* **EXERCISE**
Without the pictures, set down the records below word for word.

— start WORKING DATA —

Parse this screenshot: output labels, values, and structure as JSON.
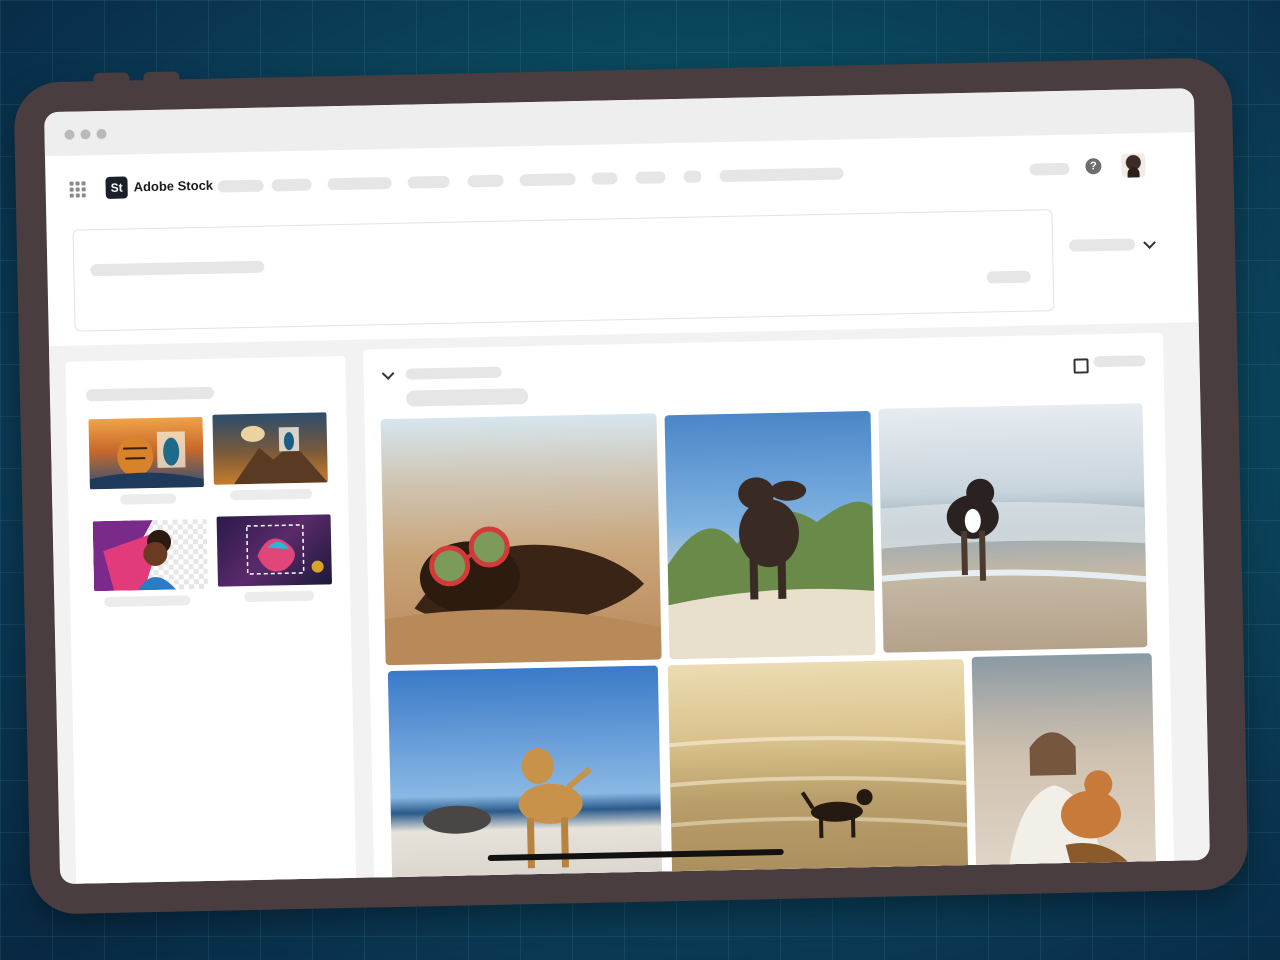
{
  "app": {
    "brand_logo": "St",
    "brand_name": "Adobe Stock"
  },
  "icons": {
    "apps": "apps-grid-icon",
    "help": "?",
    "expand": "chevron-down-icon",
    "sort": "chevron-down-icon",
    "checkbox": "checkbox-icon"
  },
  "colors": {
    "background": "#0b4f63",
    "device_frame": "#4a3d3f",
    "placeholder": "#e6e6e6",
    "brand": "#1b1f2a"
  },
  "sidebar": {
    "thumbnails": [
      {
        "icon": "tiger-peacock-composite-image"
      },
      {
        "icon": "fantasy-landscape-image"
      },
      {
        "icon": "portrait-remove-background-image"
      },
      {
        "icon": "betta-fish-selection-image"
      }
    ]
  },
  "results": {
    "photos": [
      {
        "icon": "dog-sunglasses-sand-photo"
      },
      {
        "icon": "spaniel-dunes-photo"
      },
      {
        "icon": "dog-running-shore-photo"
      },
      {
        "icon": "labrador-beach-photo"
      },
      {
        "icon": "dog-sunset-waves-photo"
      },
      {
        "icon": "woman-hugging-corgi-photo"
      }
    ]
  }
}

— end WORKING DATA —

* **CORRECT RESULT**
Parse this screenshot: output labels, values, and structure as JSON.
{
  "app": {
    "brand_logo": "St",
    "brand_name": "Adobe Stock"
  },
  "icons": {
    "apps": "apps-grid-icon",
    "help": "?",
    "expand": "chevron-down-icon",
    "sort": "chevron-down-icon",
    "checkbox": "checkbox-icon"
  },
  "colors": {
    "background": "#0b4f63",
    "device_frame": "#4a3d3f",
    "placeholder": "#e6e6e6",
    "brand": "#1b1f2a"
  },
  "sidebar": {
    "thumbnails": [
      {
        "icon": "tiger-peacock-composite-image"
      },
      {
        "icon": "fantasy-landscape-image"
      },
      {
        "icon": "portrait-remove-background-image"
      },
      {
        "icon": "betta-fish-selection-image"
      }
    ]
  },
  "results": {
    "photos": [
      {
        "icon": "dog-sunglasses-sand-photo"
      },
      {
        "icon": "spaniel-dunes-photo"
      },
      {
        "icon": "dog-running-shore-photo"
      },
      {
        "icon": "labrador-beach-photo"
      },
      {
        "icon": "dog-sunset-waves-photo"
      },
      {
        "icon": "woman-hugging-corgi-photo"
      }
    ]
  }
}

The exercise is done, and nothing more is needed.